### Exercise task
Exactly repeat the material, dropping every picture from the copy.

### Records provided
** start **
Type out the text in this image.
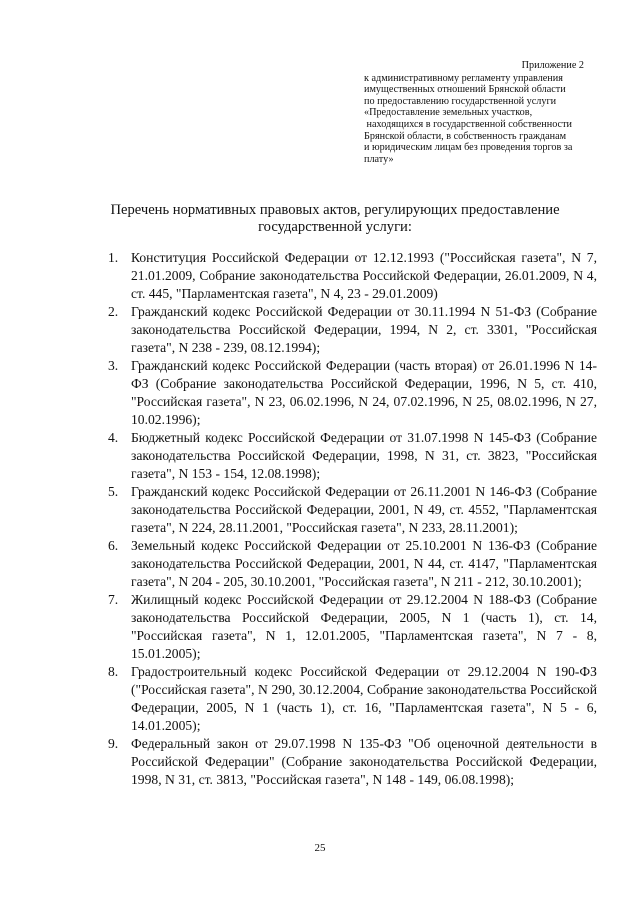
Приложение 2
к административному регламенту управления
имущественных отношений Брянской области
по предоставлению государственной услуги
«Предоставление земельных участков,
находящихся в государственной собственности
Брянской области, в собственность гражданам
и юридическим лицам без проведения торгов за
плату»
Перечень нормативных правовых актов, регулирующих предоставление государственной услуги:
1. Конституция Российской Федерации от 12.12.1993 ("Российская газета", N 7, 21.01.2009, Собрание законодательства Российской Федерации, 26.01.2009, N 4, ст. 445, "Парламентская газета", N 4, 23 - 29.01.2009)
2. Гражданский кодекс Российской Федерации от 30.11.1994 N 51-ФЗ (Собрание законодательства Российской Федерации, 1994, N 2, ст. 3301, "Российская газета", N 238 - 239, 08.12.1994);
3. Гражданский кодекс Российской Федерации (часть вторая) от 26.01.1996 N 14-ФЗ (Собрание законодательства Российской Федерации, 1996, N 5, ст. 410, "Российская газета", N 23, 06.02.1996, N 24, 07.02.1996, N 25, 08.02.1996, N 27, 10.02.1996);
4. Бюджетный кодекс Российской Федерации от 31.07.1998 N 145-ФЗ (Собрание законодательства Российской Федерации, 1998, N 31, ст. 3823, "Российская газета", N 153 - 154, 12.08.1998);
5. Гражданский кодекс Российской Федерации от 26.11.2001 N 146-ФЗ (Собрание законодательства Российской Федерации, 2001, N 49, ст. 4552, "Парламентская газета", N 224, 28.11.2001, "Российская газета", N 233, 28.11.2001);
6. Земельный кодекс Российской Федерации от 25.10.2001 N 136-ФЗ (Собрание законодательства Российской Федерации, 2001, N 44, ст. 4147, "Парламентская газета", N 204 - 205, 30.10.2001, "Российская газета", N 211 - 212, 30.10.2001);
7. Жилищный кодекс Российской Федерации от 29.12.2004 N 188-ФЗ (Собрание законодательства Российской Федерации, 2005, N 1 (часть 1), ст. 14, "Российская газета", N 1, 12.01.2005, "Парламентская газета", N 7 - 8, 15.01.2005);
8. Градостроительный кодекс Российской Федерации от 29.12.2004 N 190-ФЗ ("Российская газета", N 290, 30.12.2004, Собрание законодательства Российской Федерации, 2005, N 1 (часть 1), ст. 16, "Парламентская газета", N 5 - 6, 14.01.2005);
9. Федеральный закон от 29.07.1998 N 135-ФЗ "Об оценочной деятельности в Российской Федерации" (Собрание законодательства Российской Федерации, 1998, N 31, ст. 3813, "Российская газета", N 148 - 149, 06.08.1998);
25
** end **
### Reply
Type out the text in this image.
Приложение 2
к административному регламенту управления
имущественных отношений Брянской области
по предоставлению государственной услуги
«Предоставление земельных участков,
находящихся в государственной собственности
Брянской области, в собственность гражданам
и юридическим лицам без проведения торгов за
плату»
Перечень нормативных правовых актов, регулирующих предоставление государственной услуги:
1. Конституция Российской Федерации от 12.12.1993 ("Российская газета", N 7, 21.01.2009, Собрание законодательства Российской Федерации, 26.01.2009, N 4, ст. 445, "Парламентская газета", N 4, 23 - 29.01.2009)
2. Гражданский кодекс Российской Федерации от 30.11.1994 N 51-ФЗ (Собрание законодательства Российской Федерации, 1994, N 2, ст. 3301, "Российская газета", N 238 - 239, 08.12.1994);
3. Гражданский кодекс Российской Федерации (часть вторая) от 26.01.1996 N 14-ФЗ (Собрание законодательства Российской Федерации, 1996, N 5, ст. 410, "Российская газета", N 23, 06.02.1996, N 24, 07.02.1996, N 25, 08.02.1996, N 27, 10.02.1996);
4. Бюджетный кодекс Российской Федерации от 31.07.1998 N 145-ФЗ (Собрание законодательства Российской Федерации, 1998, N 31, ст. 3823, "Российская газета", N 153 - 154, 12.08.1998);
5. Гражданский кодекс Российской Федерации от 26.11.2001 N 146-ФЗ (Собрание законодательства Российской Федерации, 2001, N 49, ст. 4552, "Парламентская газета", N 224, 28.11.2001, "Российская газета", N 233, 28.11.2001);
6. Земельный кодекс Российской Федерации от 25.10.2001 N 136-ФЗ (Собрание законодательства Российской Федерации, 2001, N 44, ст. 4147, "Парламентская газета", N 204 - 205, 30.10.2001, "Российская газета", N 211 - 212, 30.10.2001);
7. Жилищный кодекс Российской Федерации от 29.12.2004 N 188-ФЗ (Собрание законодательства Российской Федерации, 2005, N 1 (часть 1), ст. 14, "Российская газета", N 1, 12.01.2005, "Парламентская газета", N 7 - 8, 15.01.2005);
8. Градостроительный кодекс Российской Федерации от 29.12.2004 N 190-ФЗ ("Российская газета", N 290, 30.12.2004, Собрание законодательства Российской Федерации, 2005, N 1 (часть 1), ст. 16, "Парламентская газета", N 5 - 6, 14.01.2005);
9. Федеральный закон от 29.07.1998 N 135-ФЗ "Об оценочной деятельности в Российской Федерации" (Собрание законодательства Российской Федерации, 1998, N 31, ст. 3813, "Российская газета", N 148 - 149, 06.08.1998);
25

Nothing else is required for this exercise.